- Objective: Look through the lines below and extract each one that contains "position".

Start of Dataset extract

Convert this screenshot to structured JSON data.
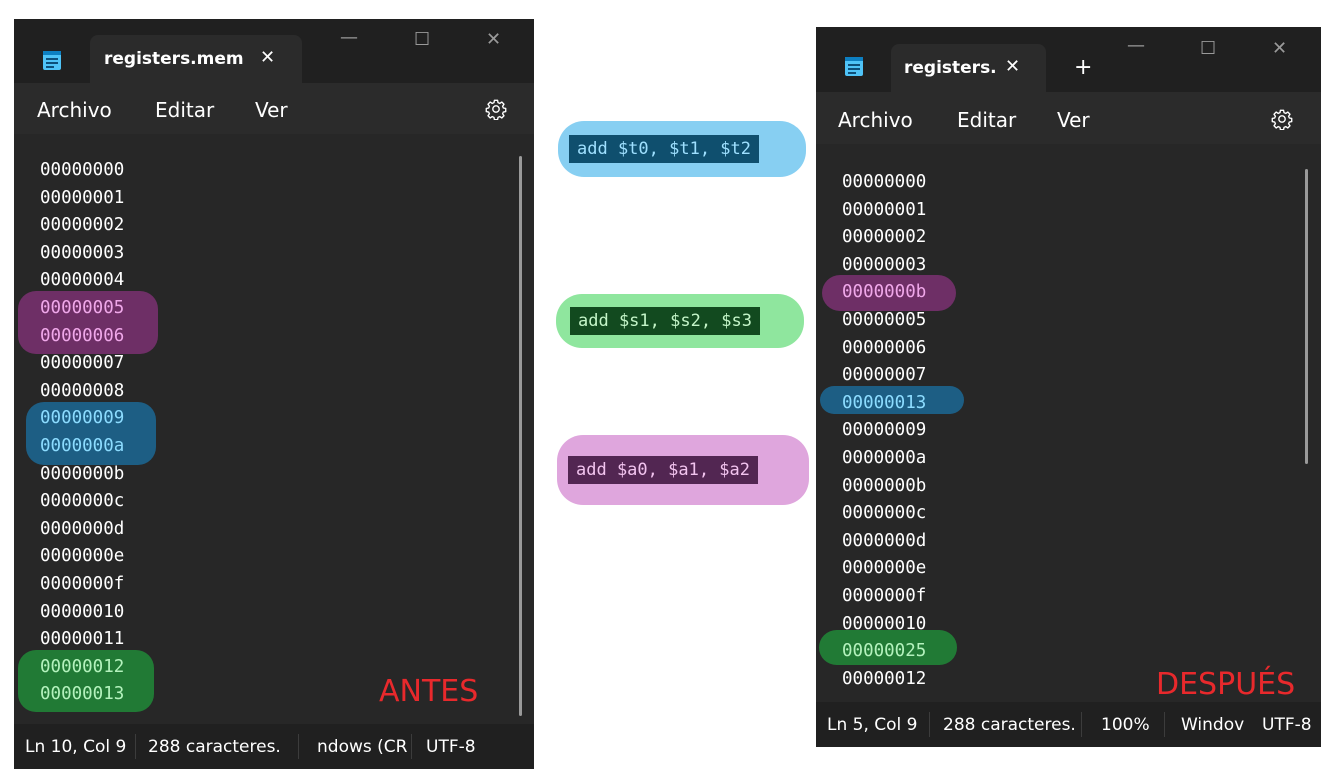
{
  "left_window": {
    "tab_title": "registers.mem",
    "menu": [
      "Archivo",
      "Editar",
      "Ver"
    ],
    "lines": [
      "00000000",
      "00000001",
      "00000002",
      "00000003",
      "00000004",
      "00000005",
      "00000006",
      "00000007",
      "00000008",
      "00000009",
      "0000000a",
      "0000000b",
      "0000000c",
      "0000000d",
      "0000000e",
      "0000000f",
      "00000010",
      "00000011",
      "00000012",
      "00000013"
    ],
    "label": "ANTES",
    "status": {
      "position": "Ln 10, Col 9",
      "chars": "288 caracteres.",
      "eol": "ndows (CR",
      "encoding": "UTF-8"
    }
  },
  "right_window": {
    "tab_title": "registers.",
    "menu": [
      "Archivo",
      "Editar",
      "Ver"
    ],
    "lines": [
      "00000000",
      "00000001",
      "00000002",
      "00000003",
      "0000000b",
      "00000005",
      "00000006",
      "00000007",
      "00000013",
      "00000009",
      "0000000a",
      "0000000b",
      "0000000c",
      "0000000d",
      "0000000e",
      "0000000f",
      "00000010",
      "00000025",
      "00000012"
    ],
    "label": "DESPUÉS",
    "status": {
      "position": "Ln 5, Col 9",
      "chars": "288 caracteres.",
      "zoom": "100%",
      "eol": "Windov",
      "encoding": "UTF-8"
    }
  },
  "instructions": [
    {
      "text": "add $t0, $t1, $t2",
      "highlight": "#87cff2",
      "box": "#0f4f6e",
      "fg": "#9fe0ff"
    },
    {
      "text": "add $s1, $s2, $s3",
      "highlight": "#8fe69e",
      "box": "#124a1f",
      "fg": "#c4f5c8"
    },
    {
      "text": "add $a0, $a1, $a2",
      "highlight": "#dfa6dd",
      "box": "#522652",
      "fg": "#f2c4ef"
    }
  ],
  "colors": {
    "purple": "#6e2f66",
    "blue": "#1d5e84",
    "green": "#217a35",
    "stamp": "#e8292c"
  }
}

End of Dataset extract

- Written solution:
      "position": "Ln 10, Col 9",
      "position": "Ln 5, Col 9",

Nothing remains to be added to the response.